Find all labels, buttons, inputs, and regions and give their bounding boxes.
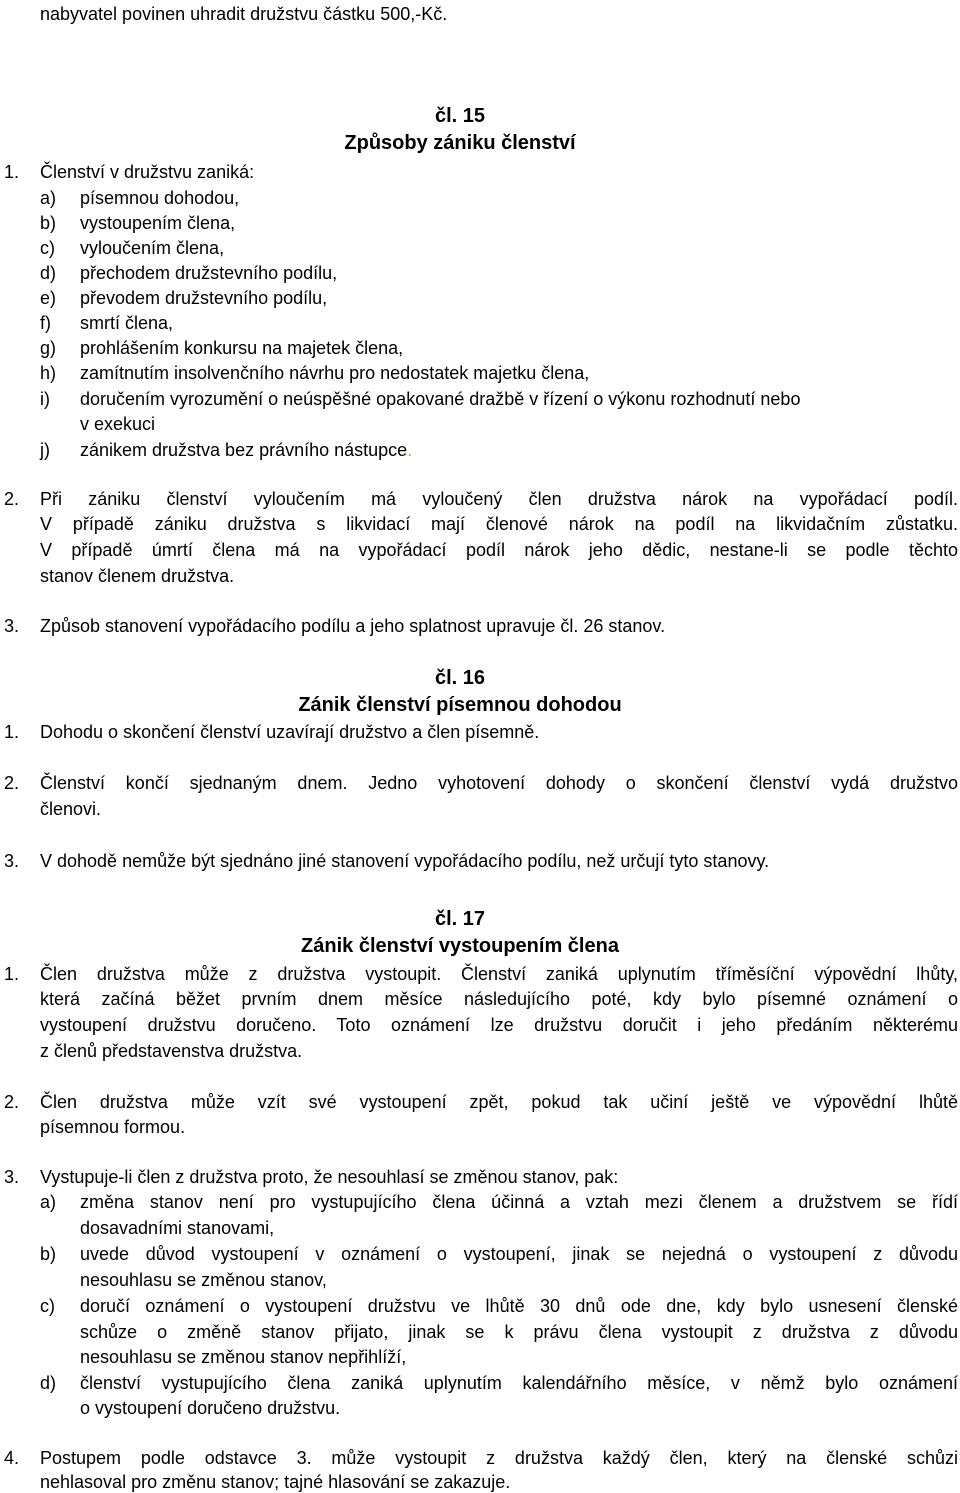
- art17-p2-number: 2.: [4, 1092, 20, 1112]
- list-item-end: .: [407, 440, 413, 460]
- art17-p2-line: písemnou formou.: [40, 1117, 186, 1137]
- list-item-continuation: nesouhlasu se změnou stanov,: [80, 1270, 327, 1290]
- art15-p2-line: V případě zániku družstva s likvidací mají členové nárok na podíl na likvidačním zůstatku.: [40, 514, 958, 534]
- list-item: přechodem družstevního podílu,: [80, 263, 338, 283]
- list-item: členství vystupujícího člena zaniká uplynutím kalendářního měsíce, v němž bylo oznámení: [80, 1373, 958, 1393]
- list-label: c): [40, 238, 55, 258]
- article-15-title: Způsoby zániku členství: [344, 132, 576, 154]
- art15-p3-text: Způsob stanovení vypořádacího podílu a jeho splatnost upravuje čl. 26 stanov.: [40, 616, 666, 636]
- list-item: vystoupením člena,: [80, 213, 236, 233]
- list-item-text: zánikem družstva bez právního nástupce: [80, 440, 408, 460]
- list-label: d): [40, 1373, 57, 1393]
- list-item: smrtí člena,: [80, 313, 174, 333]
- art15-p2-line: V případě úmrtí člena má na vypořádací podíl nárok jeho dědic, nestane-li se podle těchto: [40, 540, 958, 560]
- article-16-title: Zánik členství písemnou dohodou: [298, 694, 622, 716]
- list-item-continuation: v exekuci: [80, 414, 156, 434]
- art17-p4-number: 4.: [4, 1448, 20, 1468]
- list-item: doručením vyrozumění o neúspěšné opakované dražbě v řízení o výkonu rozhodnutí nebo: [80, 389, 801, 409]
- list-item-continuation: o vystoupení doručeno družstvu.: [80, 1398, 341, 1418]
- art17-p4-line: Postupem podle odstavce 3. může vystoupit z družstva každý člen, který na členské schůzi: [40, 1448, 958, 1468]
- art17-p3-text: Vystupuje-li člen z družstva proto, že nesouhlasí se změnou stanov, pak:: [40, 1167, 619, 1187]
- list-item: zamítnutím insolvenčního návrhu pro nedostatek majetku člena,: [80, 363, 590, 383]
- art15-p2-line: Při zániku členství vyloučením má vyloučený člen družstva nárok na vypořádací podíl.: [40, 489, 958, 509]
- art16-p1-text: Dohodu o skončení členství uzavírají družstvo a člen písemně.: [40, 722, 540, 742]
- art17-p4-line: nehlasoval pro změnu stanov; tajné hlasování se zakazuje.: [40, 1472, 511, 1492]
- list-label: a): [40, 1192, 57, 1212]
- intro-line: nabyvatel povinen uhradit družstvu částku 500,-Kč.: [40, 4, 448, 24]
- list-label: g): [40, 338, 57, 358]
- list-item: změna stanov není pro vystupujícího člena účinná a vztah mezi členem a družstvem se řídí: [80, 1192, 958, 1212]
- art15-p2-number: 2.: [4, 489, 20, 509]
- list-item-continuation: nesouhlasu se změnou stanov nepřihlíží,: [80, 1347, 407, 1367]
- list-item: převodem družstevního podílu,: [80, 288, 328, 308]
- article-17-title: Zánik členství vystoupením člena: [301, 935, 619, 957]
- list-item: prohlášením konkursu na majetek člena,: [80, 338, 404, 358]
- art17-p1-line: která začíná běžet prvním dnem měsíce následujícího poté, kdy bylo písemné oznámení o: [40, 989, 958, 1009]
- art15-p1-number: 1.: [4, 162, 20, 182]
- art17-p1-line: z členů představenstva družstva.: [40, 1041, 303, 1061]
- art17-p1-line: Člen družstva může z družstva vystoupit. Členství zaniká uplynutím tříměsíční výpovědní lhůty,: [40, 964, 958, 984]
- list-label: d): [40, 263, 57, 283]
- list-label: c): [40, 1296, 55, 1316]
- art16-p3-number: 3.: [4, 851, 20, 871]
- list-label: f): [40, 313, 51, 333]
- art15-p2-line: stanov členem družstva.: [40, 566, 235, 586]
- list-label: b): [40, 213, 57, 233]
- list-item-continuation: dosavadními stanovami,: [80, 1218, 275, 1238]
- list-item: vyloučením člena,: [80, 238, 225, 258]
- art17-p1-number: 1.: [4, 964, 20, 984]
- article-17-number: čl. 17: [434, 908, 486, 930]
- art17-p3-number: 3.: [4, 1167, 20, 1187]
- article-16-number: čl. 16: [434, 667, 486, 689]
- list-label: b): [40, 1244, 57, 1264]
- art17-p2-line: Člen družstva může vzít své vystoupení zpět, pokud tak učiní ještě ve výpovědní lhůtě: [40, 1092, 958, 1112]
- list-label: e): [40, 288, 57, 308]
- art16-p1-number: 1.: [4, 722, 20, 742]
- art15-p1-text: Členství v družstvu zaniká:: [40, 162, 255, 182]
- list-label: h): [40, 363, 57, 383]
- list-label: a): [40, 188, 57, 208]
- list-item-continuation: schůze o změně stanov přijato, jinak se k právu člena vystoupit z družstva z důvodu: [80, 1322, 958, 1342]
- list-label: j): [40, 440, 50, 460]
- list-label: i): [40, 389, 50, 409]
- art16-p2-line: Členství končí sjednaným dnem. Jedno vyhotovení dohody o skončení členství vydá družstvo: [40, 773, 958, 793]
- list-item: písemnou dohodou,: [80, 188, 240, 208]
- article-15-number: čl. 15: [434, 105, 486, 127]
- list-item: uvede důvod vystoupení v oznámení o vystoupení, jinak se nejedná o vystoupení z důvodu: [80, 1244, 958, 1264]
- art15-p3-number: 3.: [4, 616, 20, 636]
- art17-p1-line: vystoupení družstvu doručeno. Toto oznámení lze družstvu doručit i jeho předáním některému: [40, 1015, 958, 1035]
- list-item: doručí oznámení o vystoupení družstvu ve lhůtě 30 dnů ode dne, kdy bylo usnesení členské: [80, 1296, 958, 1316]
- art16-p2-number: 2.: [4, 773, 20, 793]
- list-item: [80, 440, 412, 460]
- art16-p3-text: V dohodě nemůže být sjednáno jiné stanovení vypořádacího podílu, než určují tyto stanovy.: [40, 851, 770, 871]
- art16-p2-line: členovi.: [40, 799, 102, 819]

WHAT IS REQUIRED: Copy out verbatim everything from the line containing "- art17-p2-number: 2.: [4, 1092, 20, 1112]" down to the line containing "- art17-p4-line: Postupem", both lines included.

EXERCISE RESULT:
- art17-p2-number: 2.: [4, 1092, 20, 1112]
- list-item-end: .: [407, 440, 413, 460]
- art17-p2-line: písemnou formou.: [40, 1117, 186, 1137]
- list-item-continuation: nesouhlasu se změnou stanov,: [80, 1270, 327, 1290]
- art15-p2-line: V případě zániku družstva s likvidací mají členové nárok na podíl na likvidačním zůstatku.: [40, 514, 958, 534]
- list-item: přechodem družstevního podílu,: [80, 263, 338, 283]
- list-item: členství vystupujícího člena zaniká uplynutím kalendářního měsíce, v němž bylo oznámení: [80, 1373, 958, 1393]
- list-label: c): [40, 238, 55, 258]
- article-15-title: Způsoby zániku členství: [344, 132, 576, 154]
- art15-p3-text: Způsob stanovení vypořádacího podílu a jeho splatnost upravuje čl. 26 stanov.: [40, 616, 666, 636]
- list-item: vystoupením člena,: [80, 213, 236, 233]
- list-item-text: zánikem družstva bez právního nástupce: [80, 440, 408, 460]
- list-label: d): [40, 1373, 57, 1393]
- list-item: smrtí člena,: [80, 313, 174, 333]
- art15-p2-line: V případě úmrtí člena má na vypořádací podíl nárok jeho dědic, nestane-li se podle těchto: [40, 540, 958, 560]
- article-16-title: Zánik členství písemnou dohodou: [298, 694, 622, 716]
- list-item-continuation: v exekuci: [80, 414, 156, 434]
- art17-p4-number: 4.: [4, 1448, 20, 1468]
- list-item: doručením vyrozumění o neúspěšné opakované dražbě v řízení o výkonu rozhodnutí nebo: [80, 389, 801, 409]
- list-item-continuation: o vystoupení doručeno družstvu.: [80, 1398, 341, 1418]
- art17-p4-line: Postupem podle odstavce 3. může vystoupit z družstva každý člen, který na členské schůzi: [40, 1448, 958, 1468]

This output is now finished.